Stored items:

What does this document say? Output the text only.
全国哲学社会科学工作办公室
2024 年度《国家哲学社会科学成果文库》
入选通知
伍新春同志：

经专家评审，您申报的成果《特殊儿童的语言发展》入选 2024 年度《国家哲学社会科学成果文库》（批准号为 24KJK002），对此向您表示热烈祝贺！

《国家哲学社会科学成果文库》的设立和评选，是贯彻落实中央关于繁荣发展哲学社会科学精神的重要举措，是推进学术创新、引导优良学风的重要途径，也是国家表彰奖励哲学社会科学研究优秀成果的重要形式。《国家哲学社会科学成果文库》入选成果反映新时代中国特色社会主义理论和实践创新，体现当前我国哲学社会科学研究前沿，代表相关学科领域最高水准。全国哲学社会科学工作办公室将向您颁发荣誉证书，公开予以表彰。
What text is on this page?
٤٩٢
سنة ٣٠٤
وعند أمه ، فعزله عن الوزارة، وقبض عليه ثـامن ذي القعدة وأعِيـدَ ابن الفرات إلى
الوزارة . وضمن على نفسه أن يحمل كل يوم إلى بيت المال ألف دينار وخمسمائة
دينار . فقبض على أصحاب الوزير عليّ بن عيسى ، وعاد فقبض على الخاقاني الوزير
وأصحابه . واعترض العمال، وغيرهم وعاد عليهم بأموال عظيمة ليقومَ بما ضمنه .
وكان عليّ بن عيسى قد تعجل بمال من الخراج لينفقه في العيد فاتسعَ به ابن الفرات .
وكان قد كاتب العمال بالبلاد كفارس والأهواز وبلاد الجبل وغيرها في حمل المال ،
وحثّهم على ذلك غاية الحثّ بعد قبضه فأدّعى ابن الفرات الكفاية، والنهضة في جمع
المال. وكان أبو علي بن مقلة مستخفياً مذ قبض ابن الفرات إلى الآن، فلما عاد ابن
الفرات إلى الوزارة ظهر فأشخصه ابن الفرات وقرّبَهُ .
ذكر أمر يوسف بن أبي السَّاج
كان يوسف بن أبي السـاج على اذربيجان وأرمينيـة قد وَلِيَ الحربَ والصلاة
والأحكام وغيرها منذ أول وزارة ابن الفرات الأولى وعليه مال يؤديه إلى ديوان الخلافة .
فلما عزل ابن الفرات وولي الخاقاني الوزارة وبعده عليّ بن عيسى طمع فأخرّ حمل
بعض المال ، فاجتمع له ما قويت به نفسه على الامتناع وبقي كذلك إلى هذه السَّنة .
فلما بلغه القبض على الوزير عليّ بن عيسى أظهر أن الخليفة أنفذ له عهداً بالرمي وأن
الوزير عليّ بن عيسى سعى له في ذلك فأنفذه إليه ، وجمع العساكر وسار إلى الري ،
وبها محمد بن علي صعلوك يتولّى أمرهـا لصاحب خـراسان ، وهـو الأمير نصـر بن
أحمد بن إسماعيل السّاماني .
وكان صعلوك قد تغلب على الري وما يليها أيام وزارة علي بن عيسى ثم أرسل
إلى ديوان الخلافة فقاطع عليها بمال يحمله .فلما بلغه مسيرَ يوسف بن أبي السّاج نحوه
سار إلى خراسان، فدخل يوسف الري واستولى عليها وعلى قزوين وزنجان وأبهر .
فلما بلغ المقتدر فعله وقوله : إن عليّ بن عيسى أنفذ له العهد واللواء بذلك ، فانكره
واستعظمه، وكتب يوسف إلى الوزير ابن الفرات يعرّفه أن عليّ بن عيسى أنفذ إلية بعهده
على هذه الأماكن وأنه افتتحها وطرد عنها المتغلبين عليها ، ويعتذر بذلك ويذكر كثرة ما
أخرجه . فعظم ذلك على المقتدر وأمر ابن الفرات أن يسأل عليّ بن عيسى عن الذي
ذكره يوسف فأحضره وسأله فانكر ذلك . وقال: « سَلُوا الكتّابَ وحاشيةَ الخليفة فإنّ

WHAT THIS TASK INVOLVES: Your task is to transcribe the listing above in full, exactly as given.

ANSWER TO THE PROBLEM:
What does this document say? Output the text only.
全国哲学社会科学工作办公室
2024 年度《国家哲学社会科学成果文库》
入选通知
伍新春同志：

经专家评审，您申报的成果《特殊儿童的语言发展》入选 2024 年度《国家哲学社会科学成果文库》（批准号为 24KJK002），对此向您表示热烈祝贺！

《国家哲学社会科学成果文库》的设立和评选，是贯彻落实中央关于繁荣发展哲学社会科学精神的重要举措，是推进学术创新、引导优良学风的重要途径，也是国家表彰奖励哲学社会科学研究优秀成果的重要形式。《国家哲学社会科学成果文库》入选成果反映新时代中国特色社会主义理论和实践创新，体现当前我国哲学社会科学研究前沿，代表相关学科领域最高水准。全国哲学社会科学工作办公室将向您颁发荣誉证书，公开予以表彰。
What text is on this page?
٤٩٢
سنة ٣٠٤
وعند أمه ، فعزله عن الوزارة، وقبض عليه ثـامن ذي القعدة وأعِيـدَ ابن الفرات إلى
الوزارة . وضمن على نفسه أن يحمل كل يوم إلى بيت المال ألف دينار وخمسمائة
دينار . فقبض على أصحاب الوزير عليّ بن عيسى ، وعاد فقبض على الخاقاني الوزير
وأصحابه . واعترض العمال، وغيرهم وعاد عليهم بأموال عظيمة ليقومَ بما ضمنه .
وكان عليّ بن عيسى قد تعجل بمال من الخراج لينفقه في العيد فاتسعَ به ابن الفرات .
وكان قد كاتب العمال بالبلاد كفارس والأهواز وبلاد الجبل وغيرها في حمل المال ،
وحثّهم على ذلك غاية الحثّ بعد قبضه فأدّعى ابن الفرات الكفاية، والنهضة في جمع
المال. وكان أبو علي بن مقلة مستخفياً مذ قبض ابن الفرات إلى الآن، فلما عاد ابن
الفرات إلى الوزارة ظهر فأشخصه ابن الفرات وقرّبَهُ .
ذكر أمر يوسف بن أبي السَّاج
كان يوسف بن أبي السـاج على اذربيجان وأرمينيـة قد وَلِيَ الحربَ والصلاة
والأحكام وغيرها منذ أول وزارة ابن الفرات الأولى وعليه مال يؤديه إلى ديوان الخلافة .
فلما عزل ابن الفرات وولي الخاقاني الوزارة وبعده عليّ بن عيسى طمع فأخرّ حمل
بعض المال ، فاجتمع له ما قويت به نفسه على الامتناع وبقي كذلك إلى هذه السَّنة .
فلما بلغه القبض على الوزير عليّ بن عيسى أظهر أن الخليفة أنفذ له عهداً بالرمي وأن
الوزير عليّ بن عيسى سعى له في ذلك فأنفذه إليه ، وجمع العساكر وسار إلى الري ،
وبها محمد بن علي صعلوك يتولّى أمرهـا لصاحب خـراسان ، وهـو الأمير نصـر بن
أحمد بن إسماعيل السّاماني .
وكان صعلوك قد تغلب على الري وما يليها أيام وزارة علي بن عيسى ثم أرسل
إلى ديوان الخلافة فقاطع عليها بمال يحمله .فلما بلغه مسيرَ يوسف بن أبي السّاج نحوه
سار إلى خراسان، فدخل يوسف الري واستولى عليها وعلى قزوين وزنجان وأبهر .
فلما بلغ المقتدر فعله وقوله : إن عليّ بن عيسى أنفذ له العهد واللواء بذلك ، فانكره
واستعظمه، وكتب يوسف إلى الوزير ابن الفرات يعرّفه أن عليّ بن عيسى أنفذ إلية بعهده
على هذه الأماكن وأنه افتتحها وطرد عنها المتغلبين عليها ، ويعتذر بذلك ويذكر كثرة ما
أخرجه . فعظم ذلك على المقتدر وأمر ابن الفرات أن يسأل عليّ بن عيسى عن الذي
ذكره يوسف فأحضره وسأله فانكر ذلك . وقال: « سَلُوا الكتّابَ وحاشيةَ الخليفة فإنّ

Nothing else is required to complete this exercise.